━━━ Fragmento de página
Y, más notorio, el doble rumbo que los opuestos fabricantes de instrumentos
para lectura de textos digitalizados han seguido. Sus formatos son
incompatibles y no se ve que alguno de ellos tenga pensado “permitir” que sus
usuarios puedan leer textos emitidos en el formato del otro.
Más
llamativo resulta que los grandes industriales de la informática puedan incidir
en la vida privada de los usuarios. Recientemente, uno de los gigantes de la
venta de textos digitales intervino en línea los aparatos de sus usuarios y
eliminó una obra que se suponía de circulación ilegal (es decir, no pagada a
ellos). Los usuarios, en esto, se encuentran a merced de los emisores de las
obras y no poseen más que magnetismos y electricidades, pero no las obras
mismas.
En
dirección contraria se encuentra la Internet. Esta Red Mundial permite que
millones de usuarios se conviertan en emisores, puesto que la equivalencia de
la página impresa es la pantalla (la cambiante pantalla). Cada cual que puede
conectarse puede convertirse de inmediato en impresor de sus propios mensajes.
Gutenberg al infinito, el conjunto de usuarios produce telegramas, cartas,
pasquines, periódicos, revistas, libros y enciclopedias que son el acervo más
grande de toda la historia. Nadie es capaz de leer todas las producciones
impresas en las pantallas. Ni siquiera el conjunto de todos los usuarios de la
Red.
Convertidos
en escritores, editores e impresores simultáneos y advenedizos, los usuarios
disponen de todas las variantes que se dan en la cultura impresa. Pero, sobre
todo, disponen de una más: la despublicación.
━━━━━━
### [Enunciado del problema 1]
¿Puedes devolver completo y sin ningún cambio el fragmento de página sobre los textos digitales y la despublicación?
━━━ Registros de origen
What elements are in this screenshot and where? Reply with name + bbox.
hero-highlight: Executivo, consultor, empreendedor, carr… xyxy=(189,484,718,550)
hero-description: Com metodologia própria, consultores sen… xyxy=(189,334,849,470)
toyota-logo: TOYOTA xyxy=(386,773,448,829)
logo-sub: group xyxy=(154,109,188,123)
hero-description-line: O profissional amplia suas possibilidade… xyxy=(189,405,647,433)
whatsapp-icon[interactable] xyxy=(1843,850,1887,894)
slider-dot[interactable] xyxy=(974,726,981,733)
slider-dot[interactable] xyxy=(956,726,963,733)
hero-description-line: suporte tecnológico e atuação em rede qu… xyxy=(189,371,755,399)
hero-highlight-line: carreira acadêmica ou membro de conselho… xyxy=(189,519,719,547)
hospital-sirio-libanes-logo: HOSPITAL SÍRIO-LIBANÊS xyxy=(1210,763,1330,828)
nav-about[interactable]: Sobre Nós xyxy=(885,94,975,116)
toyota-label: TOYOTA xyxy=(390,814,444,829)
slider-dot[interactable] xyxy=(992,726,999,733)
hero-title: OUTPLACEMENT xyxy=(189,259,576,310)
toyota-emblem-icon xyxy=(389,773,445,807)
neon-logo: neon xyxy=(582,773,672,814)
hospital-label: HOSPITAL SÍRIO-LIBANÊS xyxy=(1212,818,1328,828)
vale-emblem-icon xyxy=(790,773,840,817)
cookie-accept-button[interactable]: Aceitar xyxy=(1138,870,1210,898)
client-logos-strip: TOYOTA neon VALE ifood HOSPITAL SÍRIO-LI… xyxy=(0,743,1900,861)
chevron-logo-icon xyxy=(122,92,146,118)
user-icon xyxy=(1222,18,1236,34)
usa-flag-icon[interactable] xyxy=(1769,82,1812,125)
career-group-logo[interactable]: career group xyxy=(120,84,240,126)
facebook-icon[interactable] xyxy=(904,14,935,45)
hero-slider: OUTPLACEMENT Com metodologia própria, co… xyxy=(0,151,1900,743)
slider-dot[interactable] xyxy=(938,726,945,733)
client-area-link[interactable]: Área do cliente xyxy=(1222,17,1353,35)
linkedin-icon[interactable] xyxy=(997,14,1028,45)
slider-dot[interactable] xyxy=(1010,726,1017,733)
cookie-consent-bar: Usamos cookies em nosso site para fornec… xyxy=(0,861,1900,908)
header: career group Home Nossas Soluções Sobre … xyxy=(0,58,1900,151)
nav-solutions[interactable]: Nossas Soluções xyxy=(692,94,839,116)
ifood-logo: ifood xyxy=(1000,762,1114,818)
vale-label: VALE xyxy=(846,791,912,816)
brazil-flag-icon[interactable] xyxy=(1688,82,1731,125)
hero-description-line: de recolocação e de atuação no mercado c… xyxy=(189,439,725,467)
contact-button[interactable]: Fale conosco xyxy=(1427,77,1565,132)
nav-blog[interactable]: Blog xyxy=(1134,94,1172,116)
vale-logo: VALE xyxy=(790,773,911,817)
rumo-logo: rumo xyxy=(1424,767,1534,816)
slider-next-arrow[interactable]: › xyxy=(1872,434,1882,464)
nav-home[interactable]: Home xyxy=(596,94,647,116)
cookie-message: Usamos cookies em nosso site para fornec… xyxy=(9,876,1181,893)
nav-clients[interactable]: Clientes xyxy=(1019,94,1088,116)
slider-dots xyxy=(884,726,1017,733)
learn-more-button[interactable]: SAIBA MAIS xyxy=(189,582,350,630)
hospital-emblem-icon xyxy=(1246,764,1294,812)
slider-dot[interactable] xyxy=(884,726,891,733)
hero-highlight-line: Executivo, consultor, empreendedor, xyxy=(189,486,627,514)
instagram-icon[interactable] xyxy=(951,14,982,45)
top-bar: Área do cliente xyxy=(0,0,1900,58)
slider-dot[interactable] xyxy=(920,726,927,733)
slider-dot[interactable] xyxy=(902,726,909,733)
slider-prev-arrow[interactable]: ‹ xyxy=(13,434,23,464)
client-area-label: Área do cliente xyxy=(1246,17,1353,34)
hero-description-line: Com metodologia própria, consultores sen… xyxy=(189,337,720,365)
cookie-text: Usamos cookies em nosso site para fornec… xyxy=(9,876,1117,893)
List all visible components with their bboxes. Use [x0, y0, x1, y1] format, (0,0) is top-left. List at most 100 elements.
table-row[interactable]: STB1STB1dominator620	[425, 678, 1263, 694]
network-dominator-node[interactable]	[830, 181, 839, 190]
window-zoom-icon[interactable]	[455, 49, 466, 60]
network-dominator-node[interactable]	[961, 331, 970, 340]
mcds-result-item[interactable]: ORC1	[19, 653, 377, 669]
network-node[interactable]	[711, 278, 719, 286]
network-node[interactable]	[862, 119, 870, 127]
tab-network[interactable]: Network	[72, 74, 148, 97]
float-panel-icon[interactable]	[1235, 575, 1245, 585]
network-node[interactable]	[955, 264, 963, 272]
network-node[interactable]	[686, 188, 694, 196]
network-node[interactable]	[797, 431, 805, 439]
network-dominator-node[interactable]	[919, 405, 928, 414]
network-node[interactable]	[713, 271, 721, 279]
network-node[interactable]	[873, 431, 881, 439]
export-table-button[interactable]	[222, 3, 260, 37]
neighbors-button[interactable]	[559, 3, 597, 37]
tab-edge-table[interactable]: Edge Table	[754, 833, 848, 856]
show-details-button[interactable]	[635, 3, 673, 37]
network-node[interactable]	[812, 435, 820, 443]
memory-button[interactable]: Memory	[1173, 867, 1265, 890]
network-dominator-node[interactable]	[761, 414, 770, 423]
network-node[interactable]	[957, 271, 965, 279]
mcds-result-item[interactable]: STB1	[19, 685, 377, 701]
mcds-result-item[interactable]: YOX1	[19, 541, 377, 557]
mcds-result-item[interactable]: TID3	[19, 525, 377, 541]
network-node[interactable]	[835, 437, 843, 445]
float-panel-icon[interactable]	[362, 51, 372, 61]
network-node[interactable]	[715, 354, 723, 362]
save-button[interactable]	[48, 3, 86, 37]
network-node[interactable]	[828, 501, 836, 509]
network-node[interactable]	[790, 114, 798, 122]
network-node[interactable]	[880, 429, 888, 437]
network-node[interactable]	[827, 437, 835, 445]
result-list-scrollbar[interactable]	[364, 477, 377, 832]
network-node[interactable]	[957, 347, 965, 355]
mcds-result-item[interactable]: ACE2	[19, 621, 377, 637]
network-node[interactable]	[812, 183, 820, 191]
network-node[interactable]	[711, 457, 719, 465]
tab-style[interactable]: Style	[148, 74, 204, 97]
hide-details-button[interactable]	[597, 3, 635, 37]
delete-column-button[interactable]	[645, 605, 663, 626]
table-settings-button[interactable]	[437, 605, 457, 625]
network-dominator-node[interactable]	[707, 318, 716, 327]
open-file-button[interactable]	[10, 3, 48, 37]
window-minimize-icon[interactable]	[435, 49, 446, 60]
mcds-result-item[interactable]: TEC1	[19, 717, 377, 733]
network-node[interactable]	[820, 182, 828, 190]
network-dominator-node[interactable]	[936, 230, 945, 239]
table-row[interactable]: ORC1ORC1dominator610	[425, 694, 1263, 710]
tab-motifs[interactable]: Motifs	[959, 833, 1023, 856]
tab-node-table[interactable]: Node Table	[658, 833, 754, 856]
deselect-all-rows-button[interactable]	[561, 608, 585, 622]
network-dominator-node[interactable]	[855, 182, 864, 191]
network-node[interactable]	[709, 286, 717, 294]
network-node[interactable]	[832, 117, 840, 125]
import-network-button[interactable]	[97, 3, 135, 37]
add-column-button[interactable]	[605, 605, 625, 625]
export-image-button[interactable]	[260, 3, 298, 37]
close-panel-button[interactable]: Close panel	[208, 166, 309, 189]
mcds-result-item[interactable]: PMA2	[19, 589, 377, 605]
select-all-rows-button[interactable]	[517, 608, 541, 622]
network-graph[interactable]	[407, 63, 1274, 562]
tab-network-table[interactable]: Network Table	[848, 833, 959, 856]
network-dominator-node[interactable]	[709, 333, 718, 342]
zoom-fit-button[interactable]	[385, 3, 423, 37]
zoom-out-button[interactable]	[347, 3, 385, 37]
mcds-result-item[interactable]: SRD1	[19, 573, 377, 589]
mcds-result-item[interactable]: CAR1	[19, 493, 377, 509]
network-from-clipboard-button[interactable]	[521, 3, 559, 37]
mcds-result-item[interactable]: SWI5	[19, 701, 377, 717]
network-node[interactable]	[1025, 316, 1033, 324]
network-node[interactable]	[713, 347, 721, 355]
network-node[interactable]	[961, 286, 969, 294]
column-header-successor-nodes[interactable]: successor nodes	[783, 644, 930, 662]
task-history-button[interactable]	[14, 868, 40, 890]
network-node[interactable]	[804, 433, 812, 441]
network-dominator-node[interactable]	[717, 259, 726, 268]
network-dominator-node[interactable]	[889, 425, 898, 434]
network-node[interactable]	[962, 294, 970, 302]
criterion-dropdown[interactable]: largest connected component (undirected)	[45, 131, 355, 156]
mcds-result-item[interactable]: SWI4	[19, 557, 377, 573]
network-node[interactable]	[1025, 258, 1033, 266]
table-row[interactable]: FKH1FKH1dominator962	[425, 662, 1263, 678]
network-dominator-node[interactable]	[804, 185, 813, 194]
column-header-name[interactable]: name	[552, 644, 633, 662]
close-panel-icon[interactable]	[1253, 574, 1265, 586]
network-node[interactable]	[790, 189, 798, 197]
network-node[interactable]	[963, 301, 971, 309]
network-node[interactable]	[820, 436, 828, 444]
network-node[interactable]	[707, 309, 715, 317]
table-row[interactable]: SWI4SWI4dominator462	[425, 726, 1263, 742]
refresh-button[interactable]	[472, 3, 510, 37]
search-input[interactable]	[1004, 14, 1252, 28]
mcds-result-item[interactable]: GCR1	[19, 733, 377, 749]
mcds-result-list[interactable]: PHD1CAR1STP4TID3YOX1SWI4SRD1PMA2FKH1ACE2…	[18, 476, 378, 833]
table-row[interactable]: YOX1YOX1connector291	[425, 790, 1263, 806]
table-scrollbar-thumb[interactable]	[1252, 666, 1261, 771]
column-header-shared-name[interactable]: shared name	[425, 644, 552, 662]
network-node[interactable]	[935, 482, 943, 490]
━━━━━━
### [Enunciado del problema 2]
¿Puedes volver a escribir sin alteraciones las líneas de los registros, comenzando por el inicio de los registros y terminando en la línea que contiene "slider-dot[interactable] xyxy=(974,726,981,733)", ambas incluidas?

### [Solución del ejercicio 1]
Y, más notorio, el doble rumbo que los opuestos fabricantes de instrumentos
para lectura de textos digitalizados han seguido. Sus formatos son
incompatibles y no se ve que alguno de ellos tenga pensado “permitir” que sus
usuarios puedan leer textos emitidos en el formato del otro.
Más
llamativo resulta que los grandes industriales de la informática puedan incidir
en la vida privada de los usuarios. Recientemente, uno de los gigantes de la
venta de textos digitales intervino en línea los aparatos de sus usuarios y
eliminó una obra que se suponía de circulación ilegal (es decir, no pagada a
ellos). Los usuarios, en esto, se encuentran a merced de los emisores de las
obras y no poseen más que magnetismos y electricidades, pero no las obras
mismas.
En
dirección contraria se encuentra la Internet. Esta Red Mundial permite que
millones de usuarios se conviertan en emisores, puesto que la equivalencia de
la página impresa es la pantalla (la cambiante pantalla). Cada cual que puede
conectarse puede convertirse de inmediato en impresor de sus propios mensajes.
Gutenberg al infinito, el conjunto de usuarios produce telegramas, cartas,
pasquines, periódicos, revistas, libros y enciclopedias que son el acervo más
grande de toda la historia. Nadie es capaz de leer todas las producciones
impresas en las pantallas. Ni siquiera el conjunto de todos los usuarios de la
Red.
Convertidos
en escritores, editores e impresores simultáneos y advenedizos, los usuarios
disponen de todas las variantes que se dan en la cultura impresa. Pero, sobre
todo, disponen de una más: la despublicación.

### [Solución del ejercicio 2]
What elements are in this screenshot and where? Reply with name + bbox.
hero-highlight: Executivo, consultor, empreendedor, carr… xyxy=(189,484,718,550)
hero-description: Com metodologia própria, consultores sen… xyxy=(189,334,849,470)
toyota-logo: TOYOTA xyxy=(386,773,448,829)
logo-sub: group xyxy=(154,109,188,123)
hero-description-line: O profissional amplia suas possibilidade… xyxy=(189,405,647,433)
whatsapp-icon[interactable] xyxy=(1843,850,1887,894)
slider-dot[interactable] xyxy=(974,726,981,733)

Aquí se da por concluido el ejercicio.